EXTRACT TO READ =
** begin **

I am not an aeronautical engineer, so what follows should be seen as nothing more than a layperson's attempt to understand how all the above factors might work together. But first, what do we know about flying fish?
Flying fish can swim, 'taxi' and glide Flying fish are often said to take to the air to escape predators (Socha 2015). That may well be true but has not been proven; other animals jump out of the water for a variety of reasons.
Squid may glide above water to escape predators too but also to catch prey (Socha 2015); whales apparently breach to impress other whales, while dolphins may do so to achieve greater overall speed. As jumping out of the water must take a lot of energy this seems a strange way to save energy, but moving through air obviously offers less resistance than through water, so that gain may offset the additional energy needed to leave the water.
There is another odd effect going on here, and that is that swimming just below the surface of the water costs more than swimming in deeper water. Why? Well, all swimmers push water out of the way to make room for themselves, but in shallow water some of that displaced water moves upwards, which costs more energy than if the water only moves sideways. That additional energy cost may just tip the balance, making leaving the water more efficient than pushing all that water up (Socha 2015).
Taxiing
Flying fish accelerate under water, break though the water's surface, and then accelerate some more with only their tail underwater, from 10 to 20 meters per second (Socha 2015). That's from 36 to 72 km/h. Calculations show that they need 350 Watt to swim underwater at 10 m/s, but only 36 Watts while taxiing; taxiing is therefore quite efficient (Deng 2019). So far so good!
Flying fish then leave the water and glide, held aloft by their two or four wings (some species use both pectoral and pelvic wings, others just the pectoral wings). Although some papers describe the flight path as relatively flat (Fish 1989, Socha 2015), meaning at a constant height above the surface, this can only be an approximation. The reason is that flying fish have no propulsion while in the air, so the glide is either completely passive or else lift is helped in some way. In a true passive glide losing height is physically unavoidable (Socha 2015).

** end **

Continue the passage on flying fish, picking up right after its last sentence.

DATA SHOWN =
** begin **

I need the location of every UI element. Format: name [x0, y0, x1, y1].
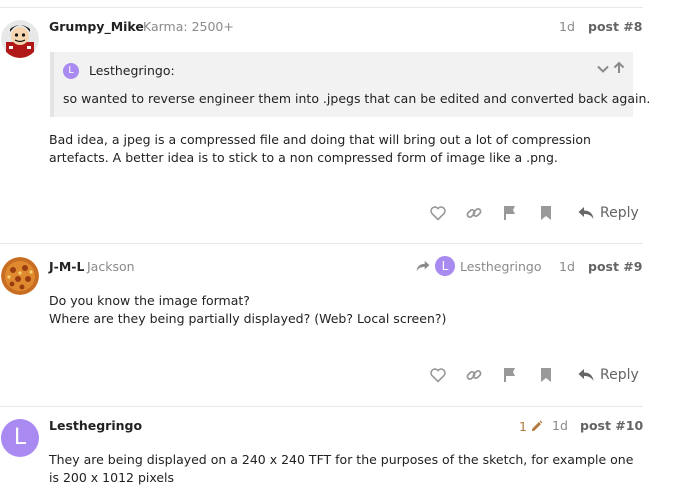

** end **

RESULT OF THE EXERCISE =
This suggests that their lift is indeed helped. Updraughts can help (Fish 1989) and so can the ground effect. In fact, the relatively flat trajectory itself suggests that the ground effect does help (Socha 2015). Wind tunnel experiments with stuffed flying fish (Really? Yes, really) showed that the ground effect reduced drag (let's say that ‘drag’ is the force impeding forwards motion) by 14%. As lift stayed the same, the so-called lift-to-drag ratio was improved, which is not bad at all (Park 2010). Remember that number of 14%, because we will need it later.
As flying fish know their physics they do come down to the water and may repeat the procedure: taxi, glide, land, etc. They may cover distances of some 400 meters in 30 seconds (Park 2010), suggesting a mean speed of 48 km/h.
Gliding
The wings proved to be like bird wings, in particular as regards wing loading. 'Wing loading' is calculated as the area of the wings divided by weight of the animal, so it tells you how much kg a square m of wing carries. A low value makes flying easier. The wings of flying fish are designed for high lift and low drag (Fish 1989). The four-winged species have lower wing loading, pointing to increased lift at low speeds, than the two-winged species.
Scaling flying animals
Now it gets more complicated. But not that much, so hang on! I have discussed scaling winged animals before, but I will repeat the main thoughts here. What we will do is to take Earth’s flying fish, scale them up, export them to Pandora to accommodate the different atmosphere and gravity, calculate their weight there, and then see whether they can produce enough lift to keep that weight aloft in Pandoran air.
Lift is proportional to just three relevant parameters (there are two more: angle of attack and a constant, but if we keep these the same throughout we can ignore them).
- density of the air (D), in kg per cubic meter
- area (A) of the wing, in square meters
- square of speed (S^2), in meter per second (I cannot use superscript, which is why I used '^2' to indicate a squared speed)
LIFT = D x A x S^2
If a flying animal flies at a stable height and does not sink, the amount of lift it generates must equal its weight. We can calculate weight W as the product of the gravity constant G and the mass of the animal M.
WEIGHT = G x M
So remember this for stable flight:
LIFT = WEIGHT
Now we need another look at scaling; (see here for flying and here and here for an introduction). Suppose we take an animal with length L and make its length, height and width all twice as large as before (that's called 'isometric scaling'). Its length becomes 2L. However, the area of the wings is the product of length and width of the wings, and as each became twice as long, the area becomes four times (2x2) as large. However, the volume of the animal has three dimensions, so that becomes eight times (2x2x2) as large. The mass corresponds to the volume and also becomes eight times as large. The lesson here is that mass increases more than area, and that is a problem.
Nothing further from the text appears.